** begin Page **
Here, Clark acknowledges he had an "arrangement" with A-Son's in March of 2017, pursuant to which A-Son's would issue him a work order whenever the company wanted him to perform snow removal, salting, or sanding at 66 Spruce Road. Doc. 39-2 ¶¶ 2-3. A-Son's issued Clark a work order for 66 Spruce Road on March 13, 2017, requiring him to remove snow "from driveways, walkways, and front porches." Doc. no. 39-3. The work order also instructed Clark to apply salt "to all walkways, driveways," and other areas "that snow was removed from" in order to "combat icing." Id. The work order was marked completed on March 17.
** end Page **
** begin Task data **
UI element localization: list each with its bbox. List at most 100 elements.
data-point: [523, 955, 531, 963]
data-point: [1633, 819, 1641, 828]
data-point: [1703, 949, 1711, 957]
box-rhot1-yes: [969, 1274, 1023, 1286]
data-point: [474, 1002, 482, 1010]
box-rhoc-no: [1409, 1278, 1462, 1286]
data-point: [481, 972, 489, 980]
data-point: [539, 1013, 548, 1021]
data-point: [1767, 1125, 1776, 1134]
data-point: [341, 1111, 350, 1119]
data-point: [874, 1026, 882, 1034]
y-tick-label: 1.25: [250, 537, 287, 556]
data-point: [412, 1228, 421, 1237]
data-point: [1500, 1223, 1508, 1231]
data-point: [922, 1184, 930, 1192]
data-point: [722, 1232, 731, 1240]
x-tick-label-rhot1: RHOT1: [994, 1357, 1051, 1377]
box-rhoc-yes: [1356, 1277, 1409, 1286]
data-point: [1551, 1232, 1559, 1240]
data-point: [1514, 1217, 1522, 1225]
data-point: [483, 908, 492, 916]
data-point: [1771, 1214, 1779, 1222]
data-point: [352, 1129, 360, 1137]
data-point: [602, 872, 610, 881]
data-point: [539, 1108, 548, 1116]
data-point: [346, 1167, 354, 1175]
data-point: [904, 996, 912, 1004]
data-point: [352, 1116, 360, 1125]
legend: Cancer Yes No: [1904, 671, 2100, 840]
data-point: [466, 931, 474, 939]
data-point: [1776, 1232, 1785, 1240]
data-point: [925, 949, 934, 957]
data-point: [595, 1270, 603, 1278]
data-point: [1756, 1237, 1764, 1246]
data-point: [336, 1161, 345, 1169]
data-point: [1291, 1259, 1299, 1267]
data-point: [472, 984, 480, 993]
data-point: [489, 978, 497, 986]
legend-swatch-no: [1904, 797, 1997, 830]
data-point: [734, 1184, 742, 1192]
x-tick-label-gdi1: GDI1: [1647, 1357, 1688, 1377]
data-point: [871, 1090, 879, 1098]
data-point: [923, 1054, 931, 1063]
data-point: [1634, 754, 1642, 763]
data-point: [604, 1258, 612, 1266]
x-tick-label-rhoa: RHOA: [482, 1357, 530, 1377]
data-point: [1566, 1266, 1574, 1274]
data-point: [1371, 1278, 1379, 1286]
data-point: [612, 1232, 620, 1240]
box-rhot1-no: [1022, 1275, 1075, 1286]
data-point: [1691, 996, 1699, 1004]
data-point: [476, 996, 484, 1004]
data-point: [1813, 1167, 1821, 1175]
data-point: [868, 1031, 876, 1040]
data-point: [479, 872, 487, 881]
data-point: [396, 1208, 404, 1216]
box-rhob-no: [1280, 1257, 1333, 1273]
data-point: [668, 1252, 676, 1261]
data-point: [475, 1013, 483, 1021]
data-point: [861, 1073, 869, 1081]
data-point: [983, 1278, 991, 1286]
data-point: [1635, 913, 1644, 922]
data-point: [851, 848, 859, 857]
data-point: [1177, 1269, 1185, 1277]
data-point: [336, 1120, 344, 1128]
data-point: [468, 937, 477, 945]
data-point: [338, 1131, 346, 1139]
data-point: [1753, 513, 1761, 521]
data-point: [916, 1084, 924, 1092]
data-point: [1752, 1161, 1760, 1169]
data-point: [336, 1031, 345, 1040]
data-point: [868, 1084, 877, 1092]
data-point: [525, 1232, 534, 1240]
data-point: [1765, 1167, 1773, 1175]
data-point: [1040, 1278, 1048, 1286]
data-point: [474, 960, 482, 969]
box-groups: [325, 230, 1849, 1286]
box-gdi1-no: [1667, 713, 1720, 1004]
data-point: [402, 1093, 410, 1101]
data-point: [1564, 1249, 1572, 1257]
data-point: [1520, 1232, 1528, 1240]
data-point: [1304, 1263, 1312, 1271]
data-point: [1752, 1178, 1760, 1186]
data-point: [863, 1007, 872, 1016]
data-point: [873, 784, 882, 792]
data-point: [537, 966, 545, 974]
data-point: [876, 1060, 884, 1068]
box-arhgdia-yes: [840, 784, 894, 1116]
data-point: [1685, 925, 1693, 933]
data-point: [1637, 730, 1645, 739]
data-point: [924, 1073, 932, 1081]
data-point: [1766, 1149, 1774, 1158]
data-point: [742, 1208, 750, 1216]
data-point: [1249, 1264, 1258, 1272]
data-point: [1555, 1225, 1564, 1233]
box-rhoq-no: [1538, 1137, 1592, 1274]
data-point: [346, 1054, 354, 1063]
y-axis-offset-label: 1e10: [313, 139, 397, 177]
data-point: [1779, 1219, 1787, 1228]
** end Task data **
** begin Task data **
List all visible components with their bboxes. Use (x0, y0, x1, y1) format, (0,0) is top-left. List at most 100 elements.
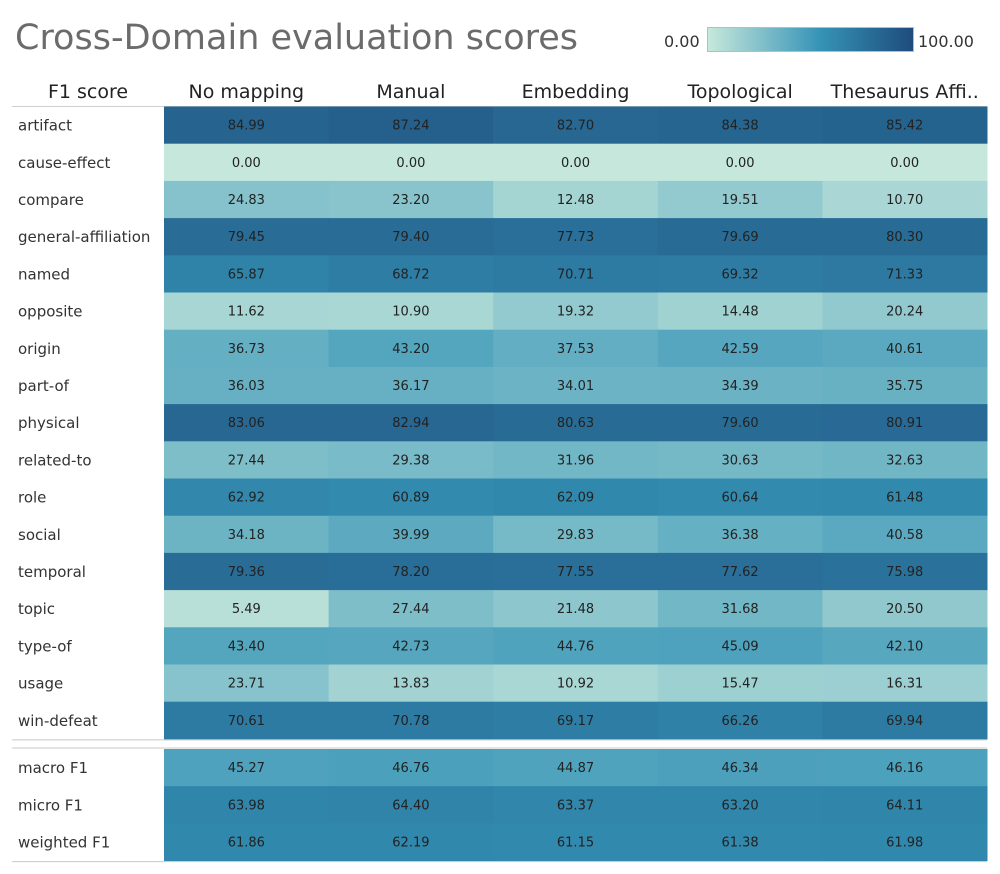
** end Task data **
__What to work on__.
**a.** Edit the snow-removal passage from "Here, Clark acknowledges" to "on March 17.", inclusive, so that "work order" is replaced with "service ticket", and give that part again.
**b.** Express the entry lines between the line holding "UI element localization: list" and the line holding "data-point: [1767, 1125, 1776, 1134]", inclusive, as a JSON list of strings with one string per line, leaving out blank lines.

__Answers per task__.
**a.**
Here, Clark acknowledges he had an "arrangement" with A-Son's in March of 2017, pursuant to which A-Son's would issue him a service ticket whenever the company wanted him to perform snow removal, salting, or sanding at 66 Spruce Road. Doc. 39-2 ¶¶ 2-3. A-Son's issued Clark a service ticket for 66 Spruce Road on March 13, 2017, requiring him to remove snow "from driveways, walkways, and front porches." Doc. no. 39-3. The service ticket also instructed Clark to apply salt "to all walkways, driveways," and other areas "that snow was removed from" in order to "combat icing." Id. The service ticket was marked completed on March 17.

**b.**
[
  "UI element localization: list each with its bbox. List at most 100 elements.",
  "data-point: [523, 955, 531, 963]",
  "data-point: [1633, 819, 1641, 828]",
  "data-point: [1703, 949, 1711, 957]",
  "box-rhot1-yes: [969, 1274, 1023, 1286]",
  "data-point: [474, 1002, 482, 1010]",
  "box-rhoc-no: [1409, 1278, 1462, 1286]",
  "data-point: [481, 972, 489, 980]",
  "data-point: [539, 1013, 548, 1021]",
  "data-point: [1767, 1125, 1776, 1134]"
]